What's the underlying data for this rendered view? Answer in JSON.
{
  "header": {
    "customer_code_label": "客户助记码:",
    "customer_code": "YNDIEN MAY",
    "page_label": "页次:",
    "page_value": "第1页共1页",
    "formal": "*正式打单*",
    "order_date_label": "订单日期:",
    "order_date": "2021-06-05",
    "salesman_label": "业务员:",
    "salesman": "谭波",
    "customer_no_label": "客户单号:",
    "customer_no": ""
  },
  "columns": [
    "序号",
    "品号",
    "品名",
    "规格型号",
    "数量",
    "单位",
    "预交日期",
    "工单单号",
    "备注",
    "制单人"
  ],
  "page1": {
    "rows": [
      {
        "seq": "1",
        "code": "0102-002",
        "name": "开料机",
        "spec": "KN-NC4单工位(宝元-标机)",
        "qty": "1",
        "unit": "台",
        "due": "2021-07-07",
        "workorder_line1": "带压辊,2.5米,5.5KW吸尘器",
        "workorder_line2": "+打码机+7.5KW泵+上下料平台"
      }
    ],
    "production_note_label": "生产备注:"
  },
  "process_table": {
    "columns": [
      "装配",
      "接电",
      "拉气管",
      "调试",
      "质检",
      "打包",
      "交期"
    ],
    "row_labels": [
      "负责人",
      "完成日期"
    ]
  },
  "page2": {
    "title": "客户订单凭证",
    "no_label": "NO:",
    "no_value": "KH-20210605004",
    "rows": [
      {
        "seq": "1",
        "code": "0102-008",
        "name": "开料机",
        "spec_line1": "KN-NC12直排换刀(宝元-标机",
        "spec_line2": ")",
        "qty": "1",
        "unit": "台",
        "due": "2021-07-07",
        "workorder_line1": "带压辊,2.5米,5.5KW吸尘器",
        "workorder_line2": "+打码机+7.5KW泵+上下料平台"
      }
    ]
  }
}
* * * * * * * * *
_TASK OBJECTIVE_
Transcribe every line of the data, exactly as it stands.

_RESPONSE TO THIS TASK_
What's the underlying data for this rendered view? Answer in JSON.
{
  "header": {
    "customer_code_label": "客户助记码:",
    "customer_code": "YNDIEN MAY",
    "page_label": "页次:",
    "page_value": "第1页共1页",
    "formal": "*正式打单*",
    "order_date_label": "订单日期:",
    "order_date": "2021-06-05",
    "salesman_label": "业务员:",
    "salesman": "谭波",
    "customer_no_label": "客户单号:",
    "customer_no": ""
  },
  "columns": [
    "序号",
    "品号",
    "品名",
    "规格型号",
    "数量",
    "单位",
    "预交日期",
    "工单单号",
    "备注",
    "制单人"
  ],
  "page1": {
    "rows": [
      {
        "seq": "1",
        "code": "0102-002",
        "name": "开料机",
        "spec": "KN-NC4单工位(宝元-标机)",
        "qty": "1",
        "unit": "台",
        "due": "2021-07-07",
        "workorder_line1": "带压辊,2.5米,5.5KW吸尘器",
        "workorder_line2": "+打码机+7.5KW泵+上下料平台"
      }
    ],
    "production_note_label": "生产备注:"
  },
  "process_table": {
    "columns": [
      "装配",
      "接电",
      "拉气管",
      "调试",
      "质检",
      "打包",
      "交期"
    ],
    "row_labels": [
      "负责人",
      "完成日期"
    ]
  },
  "page2": {
    "title": "客户订单凭证",
    "no_label": "NO:",
    "no_value": "KH-20210605004",
    "rows": [
      {
        "seq": "1",
        "code": "0102-008",
        "name": "开料机",
        "spec_line1": "KN-NC12直排换刀(宝元-标机",
        "spec_line2": ")",
        "qty": "1",
        "unit": "台",
        "due": "2021-07-07",
        "workorder_line1": "带压辊,2.5米,5.5KW吸尘器",
        "workorder_line2": "+打码机+7.5KW泵+上下料平台"
      }
    ]
  }
}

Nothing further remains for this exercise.